→ **DIRECTION**: Every entry below should be transcribed exactly; pictures stay out of the copy.

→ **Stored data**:

····················

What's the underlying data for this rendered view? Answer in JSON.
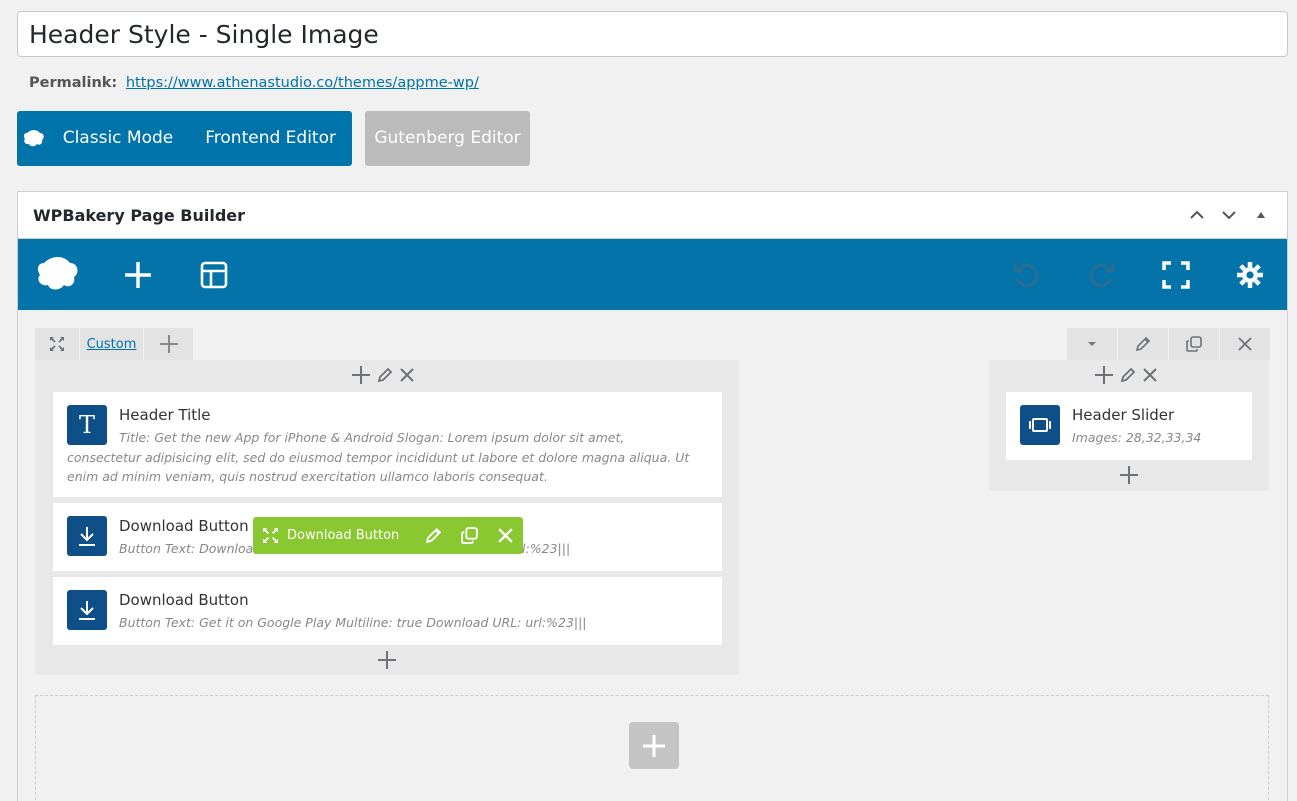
{
  "post": {
    "title": "Header Style - Single Image",
    "permalink_label": "Permalink:",
    "permalink_url": "https://www.athenastudio.co/themes/appme-wp/"
  },
  "editor_modes": {
    "classic": "Classic Mode",
    "frontend": "Frontend Editor",
    "gutenberg": "Gutenberg Editor"
  },
  "panel": {
    "title": "WPBakery Page Builder"
  },
  "row": {
    "layout_label": "Custom"
  },
  "left_column": {
    "elements": [
      {
        "icon": "T",
        "title": "Header Title",
        "description": "Title: Get the new App for iPhone & Android  Slogan: Lorem ipsum dolor sit amet, consectetur adipisicing elit, sed do eiusmod tempor incididunt ut labore et dolore magna aliqua. Ut enim ad minim veniam, quis nostrud exercitation ullamco laboris consequat."
      },
      {
        "icon": "download-icon",
        "title": "Download Button",
        "description_start": "Button Text: Downloa",
        "description_end": "url:%23|||"
      },
      {
        "icon": "download-icon",
        "title": "Download Button",
        "description": "Button Text: Get it on Google Play  Multiline: true  Download URL: url:%23|||"
      }
    ],
    "hover_toolbar_label": "Download Button"
  },
  "right_column": {
    "elements": [
      {
        "icon": "slider-icon",
        "title": "Header Slider",
        "description": "Images: 28,32,33,34"
      }
    ]
  },
  "colors": {
    "brand_blue": "#0073aa",
    "element_icon": "#0d4f86",
    "hover_green": "#8ac832",
    "disabled_gray": "#bbbbbb"
  }
}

····················

→ **RESULT OF THIS TASK**:
What's the underlying data for this rendered view? Answer in JSON.
{
  "post": {
    "title": "Header Style - Single Image",
    "permalink_label": "Permalink:",
    "permalink_url": "https://www.athenastudio.co/themes/appme-wp/"
  },
  "editor_modes": {
    "classic": "Classic Mode",
    "frontend": "Frontend Editor",
    "gutenberg": "Gutenberg Editor"
  },
  "panel": {
    "title": "WPBakery Page Builder"
  },
  "row": {
    "layout_label": "Custom"
  },
  "left_column": {
    "elements": [
      {
        "icon": "T",
        "title": "Header Title",
        "description": "Title: Get the new App for iPhone & Android  Slogan: Lorem ipsum dolor sit amet, consectetur adipisicing elit, sed do eiusmod tempor incididunt ut labore et dolore magna aliqua. Ut enim ad minim veniam, quis nostrud exercitation ullamco laboris consequat."
      },
      {
        "icon": "download-icon",
        "title": "Download Button",
        "description_start": "Button Text: Downloa",
        "description_end": "url:%23|||"
      },
      {
        "icon": "download-icon",
        "title": "Download Button",
        "description": "Button Text: Get it on Google Play  Multiline: true  Download URL: url:%23|||"
      }
    ],
    "hover_toolbar_label": "Download Button"
  },
  "right_column": {
    "elements": [
      {
        "icon": "slider-icon",
        "title": "Header Slider",
        "description": "Images: 28,32,33,34"
      }
    ]
  },
  "colors": {
    "brand_blue": "#0073aa",
    "element_icon": "#0d4f86",
    "hover_green": "#8ac832",
    "disabled_gray": "#bbbbbb"
  }
}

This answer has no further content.